### Rows
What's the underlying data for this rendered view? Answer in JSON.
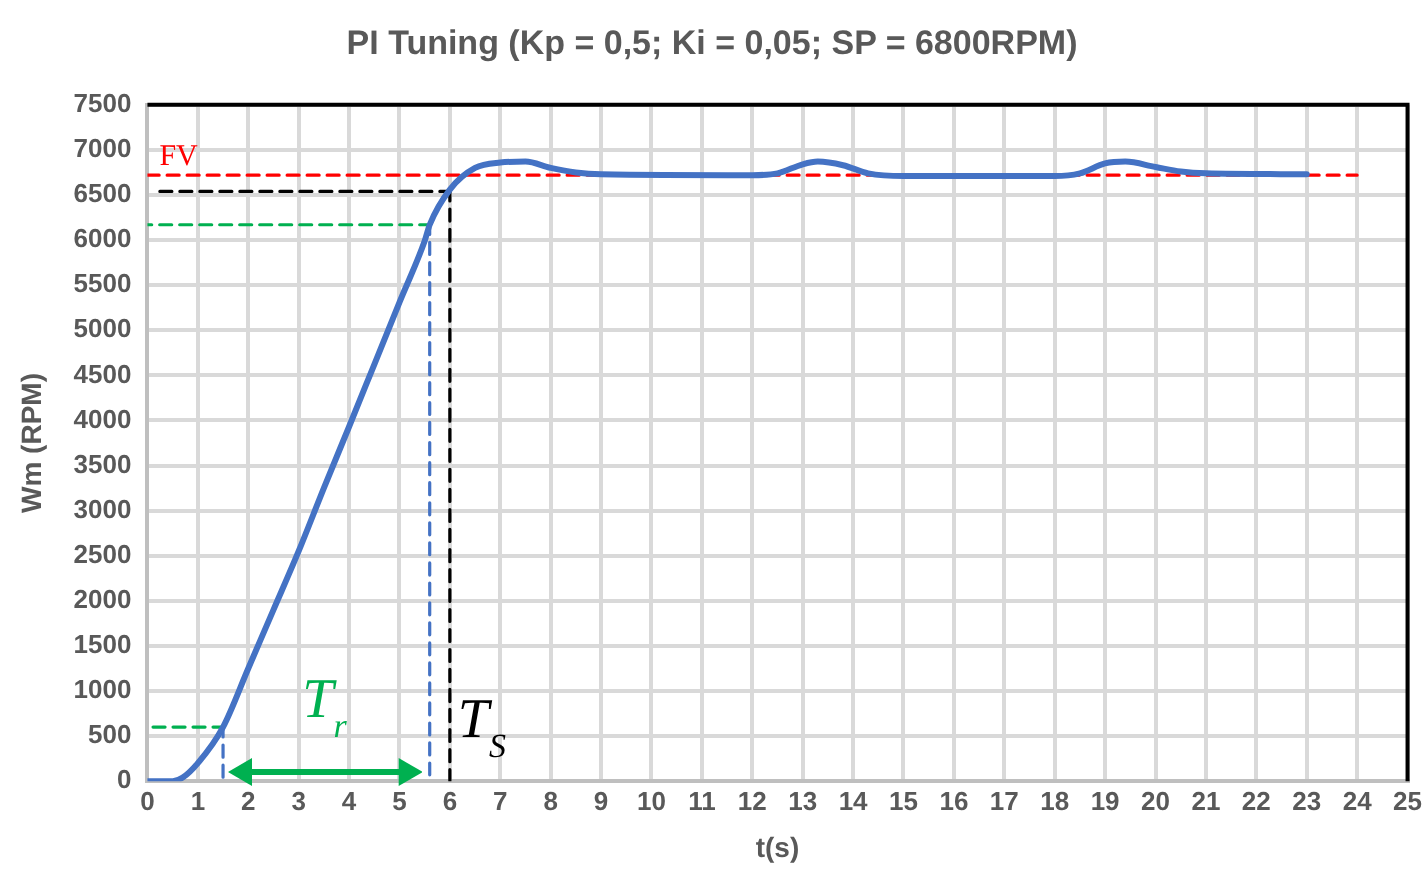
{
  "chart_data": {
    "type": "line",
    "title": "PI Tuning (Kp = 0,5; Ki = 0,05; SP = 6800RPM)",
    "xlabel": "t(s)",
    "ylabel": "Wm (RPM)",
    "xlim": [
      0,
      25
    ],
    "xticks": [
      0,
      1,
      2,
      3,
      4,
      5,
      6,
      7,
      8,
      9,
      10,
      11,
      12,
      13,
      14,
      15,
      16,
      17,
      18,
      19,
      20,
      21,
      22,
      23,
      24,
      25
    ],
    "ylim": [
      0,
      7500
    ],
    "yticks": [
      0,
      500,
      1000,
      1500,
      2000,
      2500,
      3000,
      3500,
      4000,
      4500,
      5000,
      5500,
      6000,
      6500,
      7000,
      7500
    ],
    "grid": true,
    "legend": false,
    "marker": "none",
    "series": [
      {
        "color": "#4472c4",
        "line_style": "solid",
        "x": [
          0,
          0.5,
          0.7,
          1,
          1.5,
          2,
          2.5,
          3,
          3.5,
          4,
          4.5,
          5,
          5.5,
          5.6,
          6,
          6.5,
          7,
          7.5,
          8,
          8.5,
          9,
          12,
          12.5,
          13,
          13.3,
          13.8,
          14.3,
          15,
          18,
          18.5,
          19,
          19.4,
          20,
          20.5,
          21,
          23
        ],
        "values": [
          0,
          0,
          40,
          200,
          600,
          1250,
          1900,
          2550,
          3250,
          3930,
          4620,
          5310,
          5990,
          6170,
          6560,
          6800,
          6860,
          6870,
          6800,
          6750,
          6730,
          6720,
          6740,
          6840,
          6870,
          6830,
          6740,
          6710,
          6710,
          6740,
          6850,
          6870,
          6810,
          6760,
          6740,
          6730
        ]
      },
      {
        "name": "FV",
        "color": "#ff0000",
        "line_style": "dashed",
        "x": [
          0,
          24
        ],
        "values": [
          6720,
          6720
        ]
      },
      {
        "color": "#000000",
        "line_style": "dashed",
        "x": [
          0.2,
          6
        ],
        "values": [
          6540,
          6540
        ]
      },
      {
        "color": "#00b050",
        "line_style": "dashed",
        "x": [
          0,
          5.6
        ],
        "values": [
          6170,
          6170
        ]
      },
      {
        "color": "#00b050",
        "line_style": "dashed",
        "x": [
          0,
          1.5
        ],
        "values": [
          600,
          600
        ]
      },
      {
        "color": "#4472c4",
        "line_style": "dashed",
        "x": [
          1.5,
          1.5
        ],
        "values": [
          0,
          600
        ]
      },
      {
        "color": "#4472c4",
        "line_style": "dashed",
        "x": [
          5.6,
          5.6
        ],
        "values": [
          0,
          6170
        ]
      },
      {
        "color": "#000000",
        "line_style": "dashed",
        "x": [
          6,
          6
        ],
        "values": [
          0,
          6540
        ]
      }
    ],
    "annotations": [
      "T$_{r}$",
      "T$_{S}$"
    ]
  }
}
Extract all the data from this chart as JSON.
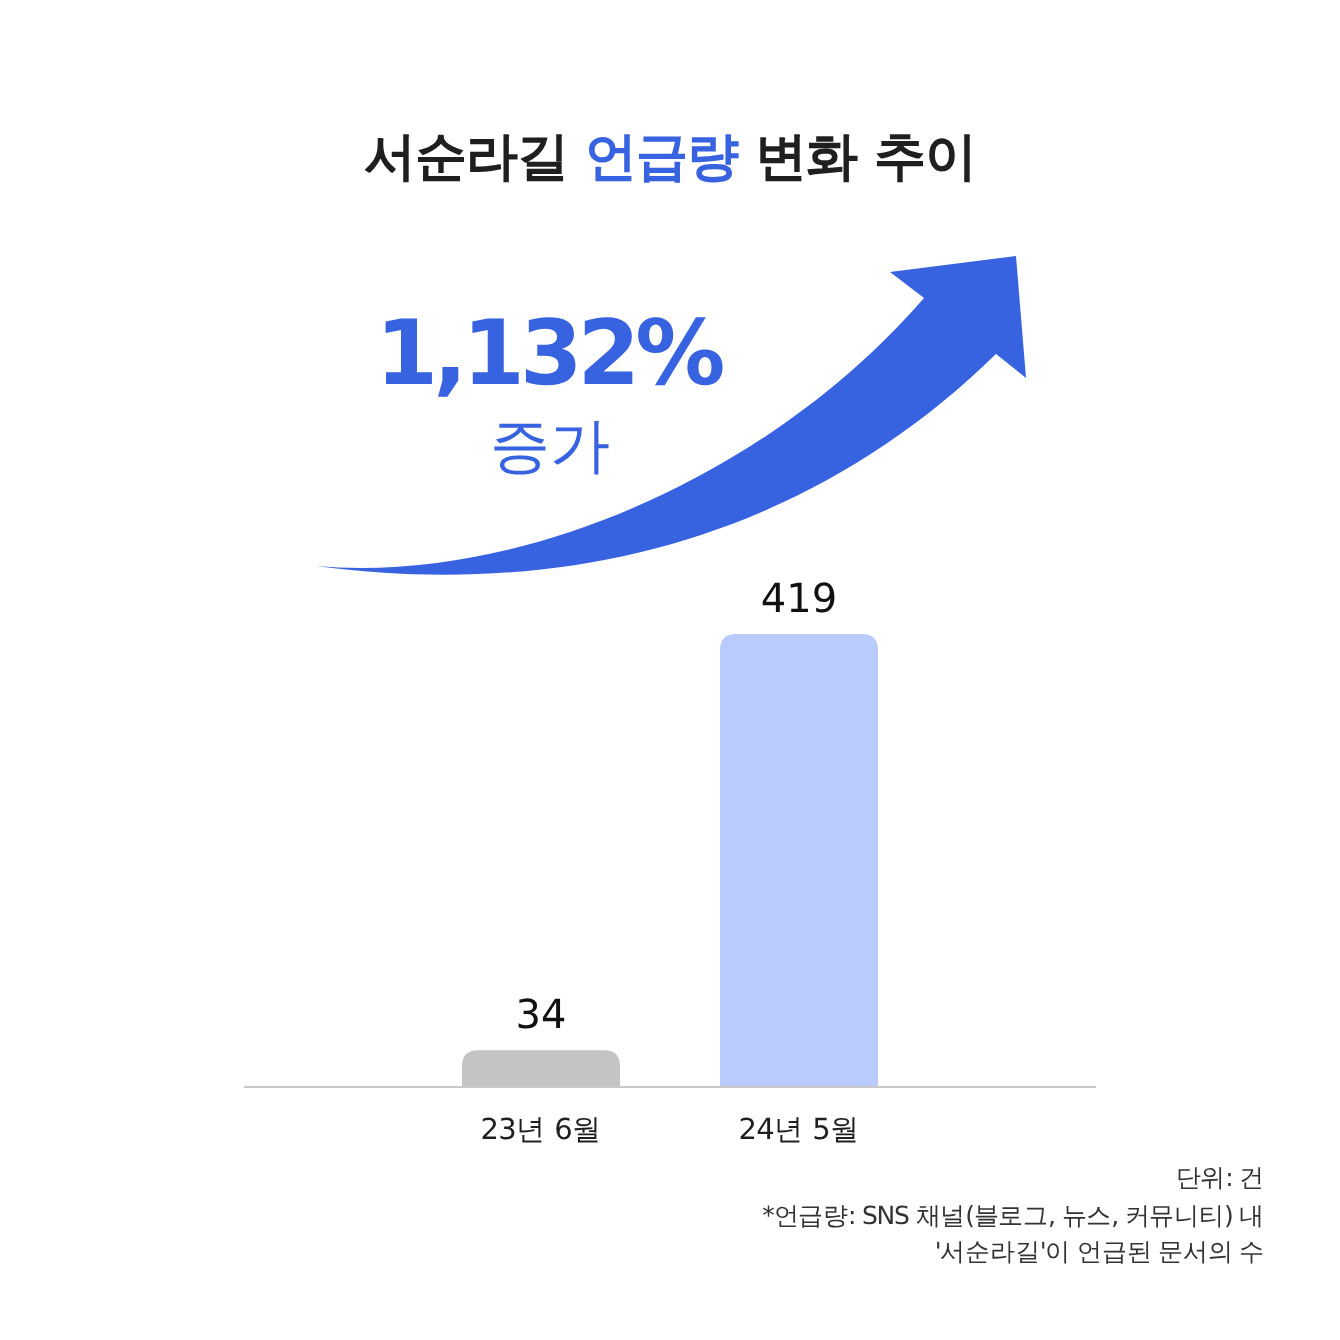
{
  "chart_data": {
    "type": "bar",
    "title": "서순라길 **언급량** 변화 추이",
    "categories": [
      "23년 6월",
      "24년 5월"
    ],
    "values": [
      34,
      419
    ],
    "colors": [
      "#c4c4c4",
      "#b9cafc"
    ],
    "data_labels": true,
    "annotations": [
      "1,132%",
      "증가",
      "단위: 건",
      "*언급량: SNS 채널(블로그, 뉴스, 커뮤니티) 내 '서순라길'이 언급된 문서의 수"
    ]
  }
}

### Description of the task
Going through the data above, count the lines where the string "서순라길" appears, and answer with only that number.

### Output for this task
2